— Passage provided —
________________________________________

# Mulitple procedures+E/M



## thefosterfarm (Jun 23, 2008)

I would just like to throw this out there to get some opinions on how to appropriately bill.  I have an office visit, with diagnosis of DJD, and Skin Lesion.  Next there were steroid injections to the R hip Bursa, Medial Collateral Ligament of the R Knee, and the Sartorius Muscle R Knee.  Any suggestions as to the best way to approach this would be greatly appreciated!


----------



## daniel (Jul 4, 2008)

Not saying this is correct, but was just snoopoing around on this sight. Came across your posting. This is what I came up with. But just going off what you wrote, I came up with this. But when I have questions regarding this procedures. I bring the book straight to the physician. And ask them what exactly was done. And which cpt codes fit. Mainly pertaining to 20550, 20610range. 

http://physicianservices.carilion.com/CodingCorner/menu2.htm

Check this site out, it's pretty informative. May help.

Regarding the E/M, if he addressed. The skin lesion, and ask the patient to return for a biopsy of some sort. You can get an easy Level 2. But if he went more in depth with the DJD and spent some time with patient (outside) of the injections. Then a higher level E/M is warented. 





steroid injections to the R hip Bursa- 20610
I'm sure this ones right


Medial Collateral Ligament of the R Knee, -20550-59
Just throwing this one out there. Not sure if this is right.

the Sartorius Muscle R Knee-20552-59
Just throwing this one out there. Not sure if this is right.


Respectfull
Daniel
CPC


----------



## rthames052006 (Jul 4, 2008)

magpiesj said:


> I would just like to throw this out there to get some opinions on how to appropriately bill.  I have an office visit, with diagnosis of DJD, and Skin Lesion.  Next there were steroid injections to the R hip Bursa, Medial Collateral Ligament of the R Knee, and the Sartorius Muscle R Knee.  Any suggestions as to the best way to approach this would be greatly appreciated!



I've seen this type of scenerio come up before.  Just make sure the documentation supports each service and make sure you use the proper modifiers, without my books with me at home, I'd say you need mod 25 on the visit and either 51/59 on the procedures. Make sure you have your proper dx usage on the procedures, you may have to send notes in, depending upon the insurance company your pt has.

Good luck,


----------

________________________________________

— Information supplied —
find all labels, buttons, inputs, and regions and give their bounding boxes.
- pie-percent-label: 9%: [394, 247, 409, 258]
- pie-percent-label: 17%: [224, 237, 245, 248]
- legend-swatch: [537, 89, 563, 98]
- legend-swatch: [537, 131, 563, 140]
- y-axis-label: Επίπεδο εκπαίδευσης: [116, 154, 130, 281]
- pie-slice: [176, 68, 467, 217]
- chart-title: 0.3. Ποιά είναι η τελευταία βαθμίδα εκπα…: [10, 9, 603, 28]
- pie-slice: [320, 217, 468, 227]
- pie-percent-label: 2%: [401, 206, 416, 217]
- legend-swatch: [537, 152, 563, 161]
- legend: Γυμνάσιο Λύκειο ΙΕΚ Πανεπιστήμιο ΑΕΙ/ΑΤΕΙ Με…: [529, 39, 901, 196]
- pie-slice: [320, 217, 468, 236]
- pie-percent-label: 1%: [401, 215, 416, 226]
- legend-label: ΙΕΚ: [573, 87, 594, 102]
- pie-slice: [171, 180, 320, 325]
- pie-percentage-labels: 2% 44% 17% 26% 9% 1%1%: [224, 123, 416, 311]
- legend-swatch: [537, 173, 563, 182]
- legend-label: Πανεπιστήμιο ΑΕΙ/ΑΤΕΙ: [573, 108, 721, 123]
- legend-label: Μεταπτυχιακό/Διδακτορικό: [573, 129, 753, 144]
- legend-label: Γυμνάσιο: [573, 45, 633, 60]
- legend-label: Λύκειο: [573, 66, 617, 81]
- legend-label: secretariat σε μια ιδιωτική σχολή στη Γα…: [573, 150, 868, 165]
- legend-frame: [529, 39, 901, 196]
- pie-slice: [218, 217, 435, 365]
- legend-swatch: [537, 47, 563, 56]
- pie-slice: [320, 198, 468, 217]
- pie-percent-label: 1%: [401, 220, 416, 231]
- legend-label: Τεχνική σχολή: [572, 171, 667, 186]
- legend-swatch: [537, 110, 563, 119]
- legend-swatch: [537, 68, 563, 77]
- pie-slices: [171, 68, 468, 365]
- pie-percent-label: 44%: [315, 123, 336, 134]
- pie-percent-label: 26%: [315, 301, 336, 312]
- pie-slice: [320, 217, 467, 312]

________________________________________

— Task set —
**1)** In two sentences, sum up the billing thread above.
**2)** Based on the billing thread, answer yes or no to each statement below, quoting the exact words of the thread that decide it: (a) daniel gives 20610 for the hip bursa injection. (b) rthames052006 says modifier 25 goes on the procedures. (c) daniel takes questions about these procedures to the physician.
**3)** Translate this sentence from the billing thread into Spanish: "Make sure you have your proper dx usage on the procedures, you may have to send notes in, depending upon the insurance company your pt has."

— Responses to the tasks —
**1)** A poster asks how to bill an office visit for DJD and a skin lesion along with steroid injections to the right hip bursa, the medial collateral ligament of the right knee, and the sartorius muscle of the right knee. One reply suggests codes 20610, 20550-59 and 20552-59 and a Level 2 or higher E/M depending on what was addressed, while another advises documentation that supports each service, modifier 25 on the visit, and 51 or 59 on the procedures.

**2)**
(a) Yes: "steroid injections to the R hip Bursa- 20610"
(b) No: "I'd say you need mod 25 on the visit and either 51/59 on the procedures"
(c) Yes: "I bring the book straight to the physician."

**3)** Asegúrate de usar correctamente el diagnóstico en los procedimientos; puede que tengas que enviar notas, dependiendo de la compañía de seguros que tenga tu paciente.